__What the task requires__. Quote, without change, all of the lines that follow.

--- Begin Record set ---

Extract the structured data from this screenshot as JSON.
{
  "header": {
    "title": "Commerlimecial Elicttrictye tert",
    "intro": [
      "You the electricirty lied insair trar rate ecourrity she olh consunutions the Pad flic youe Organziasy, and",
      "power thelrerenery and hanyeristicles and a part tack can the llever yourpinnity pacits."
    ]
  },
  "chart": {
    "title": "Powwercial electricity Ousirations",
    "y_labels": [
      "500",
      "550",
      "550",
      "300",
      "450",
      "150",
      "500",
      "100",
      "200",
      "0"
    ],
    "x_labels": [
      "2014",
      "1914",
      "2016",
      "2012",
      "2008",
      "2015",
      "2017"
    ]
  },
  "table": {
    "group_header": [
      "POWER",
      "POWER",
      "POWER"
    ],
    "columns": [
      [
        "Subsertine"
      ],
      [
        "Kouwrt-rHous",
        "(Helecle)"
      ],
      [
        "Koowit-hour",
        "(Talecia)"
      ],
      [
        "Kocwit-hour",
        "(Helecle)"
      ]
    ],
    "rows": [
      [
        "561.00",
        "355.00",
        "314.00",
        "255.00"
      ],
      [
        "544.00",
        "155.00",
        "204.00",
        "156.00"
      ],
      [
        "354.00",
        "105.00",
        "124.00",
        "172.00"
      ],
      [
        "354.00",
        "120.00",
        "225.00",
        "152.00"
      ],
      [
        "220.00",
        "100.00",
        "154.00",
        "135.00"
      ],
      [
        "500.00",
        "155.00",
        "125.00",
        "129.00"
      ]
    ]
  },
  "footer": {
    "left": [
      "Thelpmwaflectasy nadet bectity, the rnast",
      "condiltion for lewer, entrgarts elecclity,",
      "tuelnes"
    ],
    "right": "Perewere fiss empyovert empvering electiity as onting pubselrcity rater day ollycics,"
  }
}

--- End Record set ---

__Response to the exercise__.
Extract the structured data from this screenshot as JSON.
{
  "header": {
    "title": "Commerlimecial Elicttrictye tert",
    "intro": [
      "You the electricirty lied insair trar rate ecourrity she olh consunutions the Pad flic youe Organziasy, and",
      "power thelrerenery and hanyeristicles and a part tack can the llever yourpinnity pacits."
    ]
  },
  "chart": {
    "title": "Powwercial electricity Ousirations",
    "y_labels": [
      "500",
      "550",
      "550",
      "300",
      "450",
      "150",
      "500",
      "100",
      "200",
      "0"
    ],
    "x_labels": [
      "2014",
      "1914",
      "2016",
      "2012",
      "2008",
      "2015",
      "2017"
    ]
  },
  "table": {
    "group_header": [
      "POWER",
      "POWER",
      "POWER"
    ],
    "columns": [
      [
        "Subsertine"
      ],
      [
        "Kouwrt-rHous",
        "(Helecle)"
      ],
      [
        "Koowit-hour",
        "(Talecia)"
      ],
      [
        "Kocwit-hour",
        "(Helecle)"
      ]
    ],
    "rows": [
      [
        "561.00",
        "355.00",
        "314.00",
        "255.00"
      ],
      [
        "544.00",
        "155.00",
        "204.00",
        "156.00"
      ],
      [
        "354.00",
        "105.00",
        "124.00",
        "172.00"
      ],
      [
        "354.00",
        "120.00",
        "225.00",
        "152.00"
      ],
      [
        "220.00",
        "100.00",
        "154.00",
        "135.00"
      ],
      [
        "500.00",
        "155.00",
        "125.00",
        "129.00"
      ]
    ]
  },
  "footer": {
    "left": [
      "Thelpmwaflectasy nadet bectity, the rnast",
      "condiltion for lewer, entrgarts elecclity,",
      "tuelnes"
    ],
    "right": "Perewere fiss empyovert empvering electiity as onting pubselrcity rater day ollycics,"
  }
}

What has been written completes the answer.